(Given task) Give every line back verbatim, dropping all images.

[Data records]
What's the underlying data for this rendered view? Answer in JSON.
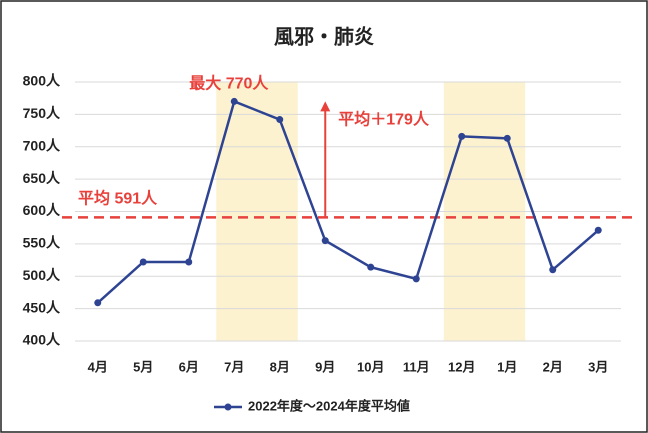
{
  "chart_data": {
    "type": "line",
    "title": "風邪・肺炎",
    "categories": [
      "4月",
      "5月",
      "6月",
      "7月",
      "8月",
      "9月",
      "10月",
      "11月",
      "12月",
      "1月",
      "2月",
      "3月"
    ],
    "series": [
      {
        "name": "2022年度～2024年度平均値",
        "color": "#2e4493",
        "values": [
          459,
          522,
          522,
          770,
          742,
          555,
          514,
          496,
          716,
          713,
          510,
          571
        ]
      }
    ],
    "ylim": [
      400,
      800
    ],
    "yticks": [
      {
        "value": 400,
        "label": "400人"
      },
      {
        "value": 450,
        "label": "450人"
      },
      {
        "value": 500,
        "label": "500人"
      },
      {
        "value": 550,
        "label": "550人"
      },
      {
        "value": 600,
        "label": "600人"
      },
      {
        "value": 650,
        "label": "650人"
      },
      {
        "value": 700,
        "label": "700人"
      },
      {
        "value": 750,
        "label": "750人"
      },
      {
        "value": 800,
        "label": "800人"
      }
    ],
    "grid": true,
    "legend": "bottom",
    "highlights": [
      {
        "from": "7月",
        "to": "8月"
      },
      {
        "from": "12月",
        "to": "1月"
      }
    ],
    "highlight_color": "#fdf2cf",
    "reference_line": {
      "value": 591,
      "label": "平均 591人",
      "color": "#e8413c"
    },
    "max_annotation": {
      "value": 770,
      "label": "最大 770人"
    },
    "difference_annotation": {
      "value": 179,
      "label": "平均＋179人",
      "at": "9月"
    }
  }
}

(Worked answer)
What's the underlying data for this rendered view? Answer in JSON.
{
  "chart_data": {
    "type": "line",
    "title": "風邪・肺炎",
    "categories": [
      "4月",
      "5月",
      "6月",
      "7月",
      "8月",
      "9月",
      "10月",
      "11月",
      "12月",
      "1月",
      "2月",
      "3月"
    ],
    "series": [
      {
        "name": "2022年度～2024年度平均値",
        "color": "#2e4493",
        "values": [
          459,
          522,
          522,
          770,
          742,
          555,
          514,
          496,
          716,
          713,
          510,
          571
        ]
      }
    ],
    "ylim": [
      400,
      800
    ],
    "yticks": [
      {
        "value": 400,
        "label": "400人"
      },
      {
        "value": 450,
        "label": "450人"
      },
      {
        "value": 500,
        "label": "500人"
      },
      {
        "value": 550,
        "label": "550人"
      },
      {
        "value": 600,
        "label": "600人"
      },
      {
        "value": 650,
        "label": "650人"
      },
      {
        "value": 700,
        "label": "700人"
      },
      {
        "value": 750,
        "label": "750人"
      },
      {
        "value": 800,
        "label": "800人"
      }
    ],
    "grid": true,
    "legend": "bottom",
    "highlights": [
      {
        "from": "7月",
        "to": "8月"
      },
      {
        "from": "12月",
        "to": "1月"
      }
    ],
    "highlight_color": "#fdf2cf",
    "reference_line": {
      "value": 591,
      "label": "平均 591人",
      "color": "#e8413c"
    },
    "max_annotation": {
      "value": 770,
      "label": "最大 770人"
    },
    "difference_annotation": {
      "value": 179,
      "label": "平均＋179人",
      "at": "9月"
    }
  }
}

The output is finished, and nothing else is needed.